## Aim
Rewrite the entries starting at the line containing "paragraph: d) Khu" and ending at the line containing "document-body [98, 58, 756, 890]", with "tạm thời" changed to "vĩnh viễn" and everything else left as is. Give only those lines.
[START OF Material for this exercise]
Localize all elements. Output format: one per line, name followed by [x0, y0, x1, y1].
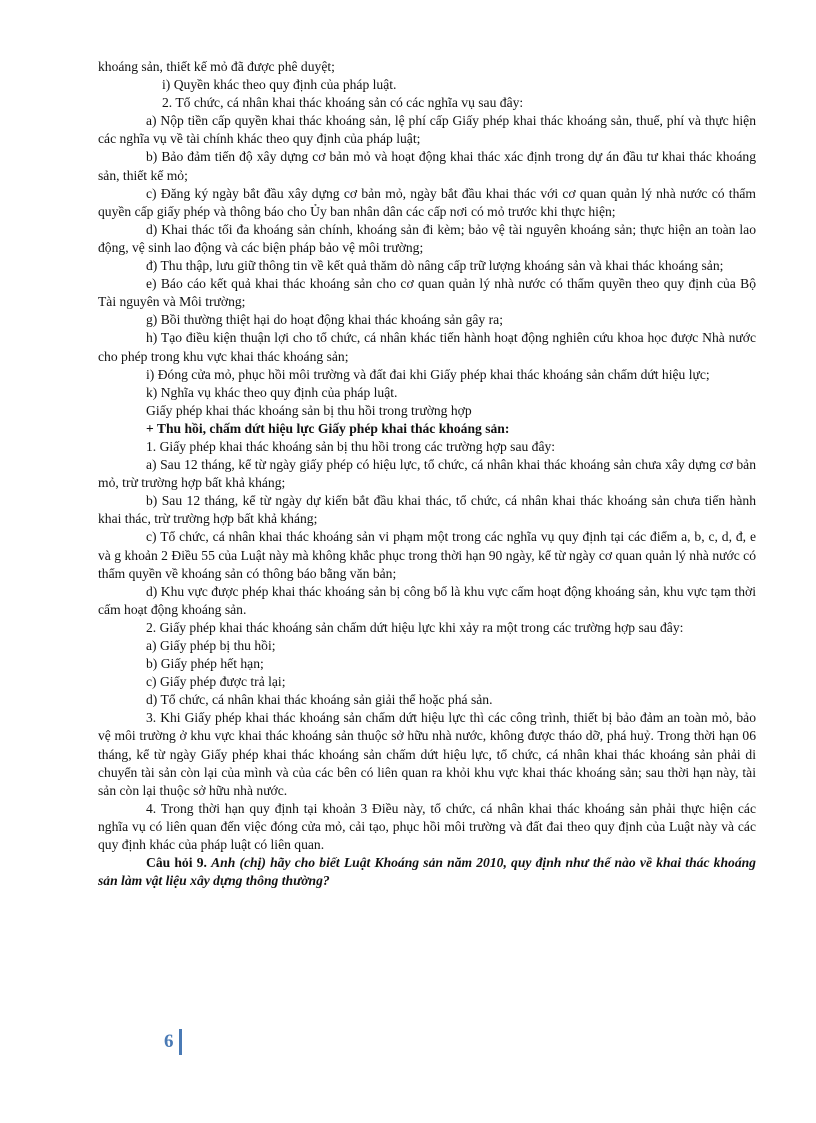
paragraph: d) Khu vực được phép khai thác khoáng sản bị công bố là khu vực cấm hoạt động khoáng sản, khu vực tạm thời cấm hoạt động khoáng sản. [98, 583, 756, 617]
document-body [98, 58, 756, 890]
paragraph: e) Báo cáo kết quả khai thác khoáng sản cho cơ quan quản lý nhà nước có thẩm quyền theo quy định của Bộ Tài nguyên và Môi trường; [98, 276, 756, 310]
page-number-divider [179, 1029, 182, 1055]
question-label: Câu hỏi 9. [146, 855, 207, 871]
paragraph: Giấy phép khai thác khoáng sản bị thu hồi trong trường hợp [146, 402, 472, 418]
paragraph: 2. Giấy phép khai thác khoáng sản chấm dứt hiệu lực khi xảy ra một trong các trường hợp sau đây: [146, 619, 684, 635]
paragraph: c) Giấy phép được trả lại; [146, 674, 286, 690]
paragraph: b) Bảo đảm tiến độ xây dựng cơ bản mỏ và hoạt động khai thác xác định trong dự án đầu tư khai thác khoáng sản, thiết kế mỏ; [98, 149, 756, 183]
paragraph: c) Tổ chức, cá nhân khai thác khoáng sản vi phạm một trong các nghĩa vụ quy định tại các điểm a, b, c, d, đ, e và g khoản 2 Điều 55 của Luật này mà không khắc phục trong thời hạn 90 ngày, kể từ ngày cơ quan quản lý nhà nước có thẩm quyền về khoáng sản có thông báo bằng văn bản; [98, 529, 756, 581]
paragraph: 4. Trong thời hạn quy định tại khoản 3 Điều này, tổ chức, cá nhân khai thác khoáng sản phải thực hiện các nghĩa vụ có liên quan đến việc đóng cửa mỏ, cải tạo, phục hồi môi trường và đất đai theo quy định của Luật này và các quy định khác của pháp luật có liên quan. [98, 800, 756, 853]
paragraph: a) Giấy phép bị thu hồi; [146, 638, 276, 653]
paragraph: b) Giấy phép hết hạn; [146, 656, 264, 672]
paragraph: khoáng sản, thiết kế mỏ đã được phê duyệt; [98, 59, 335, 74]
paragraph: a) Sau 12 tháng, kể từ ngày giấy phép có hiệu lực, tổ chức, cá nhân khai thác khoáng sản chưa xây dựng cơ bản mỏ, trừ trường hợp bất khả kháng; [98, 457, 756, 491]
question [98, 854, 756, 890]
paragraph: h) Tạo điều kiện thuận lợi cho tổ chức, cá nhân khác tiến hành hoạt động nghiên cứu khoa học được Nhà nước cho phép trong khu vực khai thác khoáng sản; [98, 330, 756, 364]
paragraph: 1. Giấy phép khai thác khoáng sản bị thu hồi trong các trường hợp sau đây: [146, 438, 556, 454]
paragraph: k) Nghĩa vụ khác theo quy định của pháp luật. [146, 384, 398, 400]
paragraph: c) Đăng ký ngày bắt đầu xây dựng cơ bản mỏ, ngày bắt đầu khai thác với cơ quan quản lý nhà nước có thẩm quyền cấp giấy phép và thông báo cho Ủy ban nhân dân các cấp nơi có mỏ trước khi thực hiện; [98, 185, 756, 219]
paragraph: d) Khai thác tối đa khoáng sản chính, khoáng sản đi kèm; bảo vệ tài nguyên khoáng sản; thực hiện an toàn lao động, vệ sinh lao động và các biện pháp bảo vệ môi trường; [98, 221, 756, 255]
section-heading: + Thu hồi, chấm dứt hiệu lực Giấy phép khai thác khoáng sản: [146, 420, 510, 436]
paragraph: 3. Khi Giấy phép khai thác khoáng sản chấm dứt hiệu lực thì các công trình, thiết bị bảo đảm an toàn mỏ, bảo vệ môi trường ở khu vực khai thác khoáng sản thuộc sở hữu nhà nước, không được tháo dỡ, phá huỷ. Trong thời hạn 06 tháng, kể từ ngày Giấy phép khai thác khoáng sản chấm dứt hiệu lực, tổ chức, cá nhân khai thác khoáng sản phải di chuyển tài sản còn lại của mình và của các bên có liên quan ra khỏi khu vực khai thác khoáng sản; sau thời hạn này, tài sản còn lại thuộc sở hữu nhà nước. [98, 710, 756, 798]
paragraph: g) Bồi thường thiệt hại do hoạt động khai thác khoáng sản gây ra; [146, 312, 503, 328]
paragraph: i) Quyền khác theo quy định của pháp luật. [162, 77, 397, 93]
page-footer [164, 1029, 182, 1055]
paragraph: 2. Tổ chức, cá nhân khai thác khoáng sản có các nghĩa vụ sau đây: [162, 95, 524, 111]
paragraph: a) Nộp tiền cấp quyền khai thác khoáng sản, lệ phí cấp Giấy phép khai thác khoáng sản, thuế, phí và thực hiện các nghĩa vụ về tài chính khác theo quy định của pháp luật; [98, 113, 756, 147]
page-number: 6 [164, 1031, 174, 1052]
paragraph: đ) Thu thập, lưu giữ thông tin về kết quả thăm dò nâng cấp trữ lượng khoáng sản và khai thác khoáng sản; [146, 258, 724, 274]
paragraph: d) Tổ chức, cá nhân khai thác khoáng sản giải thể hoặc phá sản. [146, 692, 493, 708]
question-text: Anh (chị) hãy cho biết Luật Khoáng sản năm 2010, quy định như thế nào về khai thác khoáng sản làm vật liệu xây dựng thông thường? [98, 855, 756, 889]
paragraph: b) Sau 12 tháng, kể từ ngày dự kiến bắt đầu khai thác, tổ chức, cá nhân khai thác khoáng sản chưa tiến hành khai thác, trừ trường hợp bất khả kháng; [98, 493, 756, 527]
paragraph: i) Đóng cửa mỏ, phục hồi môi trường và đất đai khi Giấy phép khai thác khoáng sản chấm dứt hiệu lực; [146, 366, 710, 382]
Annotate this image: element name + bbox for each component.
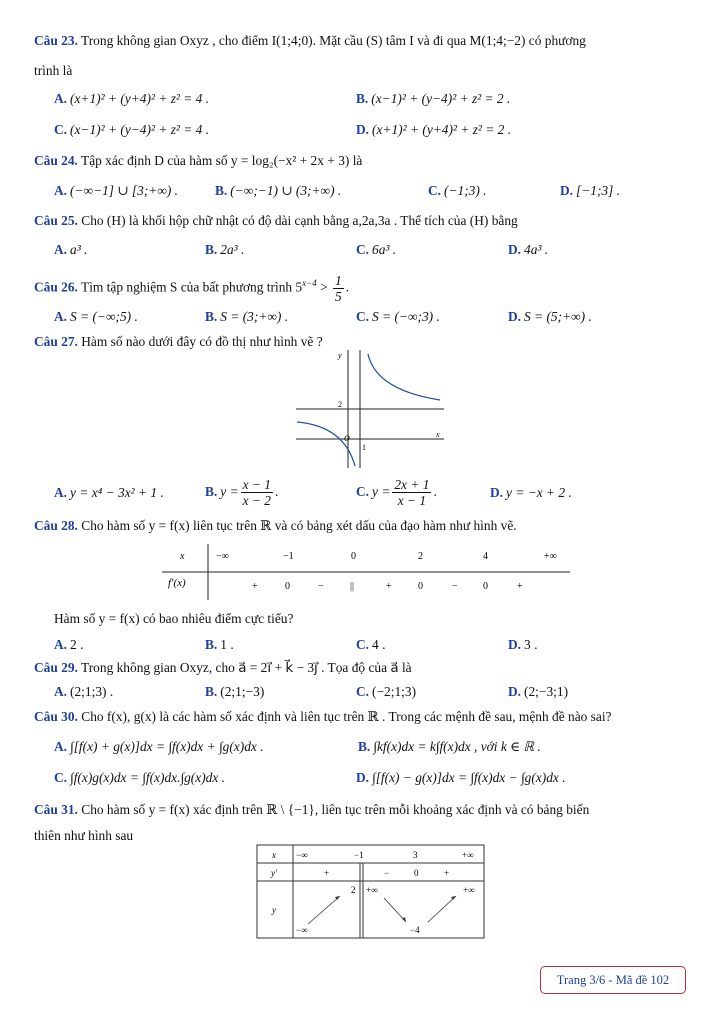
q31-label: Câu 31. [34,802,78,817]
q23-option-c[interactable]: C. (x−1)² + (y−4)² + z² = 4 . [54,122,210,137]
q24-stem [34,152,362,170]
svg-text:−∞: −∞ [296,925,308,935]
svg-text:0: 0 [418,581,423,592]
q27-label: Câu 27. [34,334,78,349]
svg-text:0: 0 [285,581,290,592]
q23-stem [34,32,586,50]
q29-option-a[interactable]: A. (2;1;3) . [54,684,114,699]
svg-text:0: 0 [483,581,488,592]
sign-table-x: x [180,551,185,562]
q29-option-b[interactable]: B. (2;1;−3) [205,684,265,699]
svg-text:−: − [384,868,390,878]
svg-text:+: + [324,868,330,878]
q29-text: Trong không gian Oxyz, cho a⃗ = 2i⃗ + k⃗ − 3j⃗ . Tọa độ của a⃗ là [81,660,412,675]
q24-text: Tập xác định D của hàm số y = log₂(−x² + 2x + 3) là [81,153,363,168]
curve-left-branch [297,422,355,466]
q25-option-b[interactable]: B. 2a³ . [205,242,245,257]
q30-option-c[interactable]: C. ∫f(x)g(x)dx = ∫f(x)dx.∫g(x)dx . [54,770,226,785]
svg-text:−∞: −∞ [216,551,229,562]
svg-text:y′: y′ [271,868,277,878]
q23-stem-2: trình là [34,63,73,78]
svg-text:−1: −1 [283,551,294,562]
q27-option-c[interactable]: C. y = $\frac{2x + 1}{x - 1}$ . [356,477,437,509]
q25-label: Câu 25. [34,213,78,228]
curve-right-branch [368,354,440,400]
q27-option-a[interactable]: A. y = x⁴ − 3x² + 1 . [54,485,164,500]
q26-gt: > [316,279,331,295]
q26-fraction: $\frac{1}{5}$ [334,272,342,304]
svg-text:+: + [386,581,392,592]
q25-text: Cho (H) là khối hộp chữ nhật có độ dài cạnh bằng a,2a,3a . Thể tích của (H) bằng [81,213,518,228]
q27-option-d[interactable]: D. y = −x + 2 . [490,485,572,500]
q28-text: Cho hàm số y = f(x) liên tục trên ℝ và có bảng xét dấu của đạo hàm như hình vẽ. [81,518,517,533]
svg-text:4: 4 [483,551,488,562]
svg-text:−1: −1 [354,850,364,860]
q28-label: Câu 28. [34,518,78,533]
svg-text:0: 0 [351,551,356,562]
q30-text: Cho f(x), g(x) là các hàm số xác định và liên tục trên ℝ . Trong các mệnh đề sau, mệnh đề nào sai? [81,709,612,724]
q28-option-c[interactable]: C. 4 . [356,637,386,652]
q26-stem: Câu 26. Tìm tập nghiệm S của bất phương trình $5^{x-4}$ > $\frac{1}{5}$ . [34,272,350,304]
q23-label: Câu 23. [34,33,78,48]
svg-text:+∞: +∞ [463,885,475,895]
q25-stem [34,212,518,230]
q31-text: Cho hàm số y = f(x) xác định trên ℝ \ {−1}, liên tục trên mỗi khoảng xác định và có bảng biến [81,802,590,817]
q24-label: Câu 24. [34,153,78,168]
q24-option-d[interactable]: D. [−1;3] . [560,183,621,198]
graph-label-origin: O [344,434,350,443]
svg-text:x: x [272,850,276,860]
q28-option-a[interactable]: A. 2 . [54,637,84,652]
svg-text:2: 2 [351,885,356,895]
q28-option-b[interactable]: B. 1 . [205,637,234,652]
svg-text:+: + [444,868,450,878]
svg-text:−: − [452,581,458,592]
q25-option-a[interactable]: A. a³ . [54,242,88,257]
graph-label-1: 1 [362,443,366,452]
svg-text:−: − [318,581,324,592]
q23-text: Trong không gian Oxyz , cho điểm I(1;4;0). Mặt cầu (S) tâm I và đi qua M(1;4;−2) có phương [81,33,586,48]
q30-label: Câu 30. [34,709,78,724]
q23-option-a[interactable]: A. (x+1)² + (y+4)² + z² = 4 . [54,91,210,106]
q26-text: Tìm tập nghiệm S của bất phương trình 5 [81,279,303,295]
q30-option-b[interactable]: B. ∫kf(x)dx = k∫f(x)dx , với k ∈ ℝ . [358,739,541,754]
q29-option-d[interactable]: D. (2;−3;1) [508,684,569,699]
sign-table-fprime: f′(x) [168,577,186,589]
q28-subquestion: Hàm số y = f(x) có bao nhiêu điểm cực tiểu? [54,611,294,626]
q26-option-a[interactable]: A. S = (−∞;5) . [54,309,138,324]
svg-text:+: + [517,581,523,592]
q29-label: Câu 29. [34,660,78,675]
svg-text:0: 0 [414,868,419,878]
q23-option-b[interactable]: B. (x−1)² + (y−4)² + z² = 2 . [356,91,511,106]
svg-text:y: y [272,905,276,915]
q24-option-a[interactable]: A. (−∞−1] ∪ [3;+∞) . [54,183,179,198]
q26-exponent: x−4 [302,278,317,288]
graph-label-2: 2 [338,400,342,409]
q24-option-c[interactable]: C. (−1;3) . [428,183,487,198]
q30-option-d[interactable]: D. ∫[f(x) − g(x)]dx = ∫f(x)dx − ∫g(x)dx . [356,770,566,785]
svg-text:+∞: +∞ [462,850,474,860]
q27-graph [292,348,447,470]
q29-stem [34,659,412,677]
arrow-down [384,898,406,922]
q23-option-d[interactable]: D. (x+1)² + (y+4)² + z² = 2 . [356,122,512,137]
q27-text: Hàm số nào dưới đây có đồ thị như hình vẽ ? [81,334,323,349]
[END OF Material for this exercise]
## Result of the exercise
paragraph: d) Khu vực được phép khai thác khoáng sản bị công bố là khu vực cấm hoạt động khoáng sản, khu vực vĩnh viễn cấm hoạt động khoáng sản. [98, 583, 756, 617]
document-body [98, 58, 756, 890]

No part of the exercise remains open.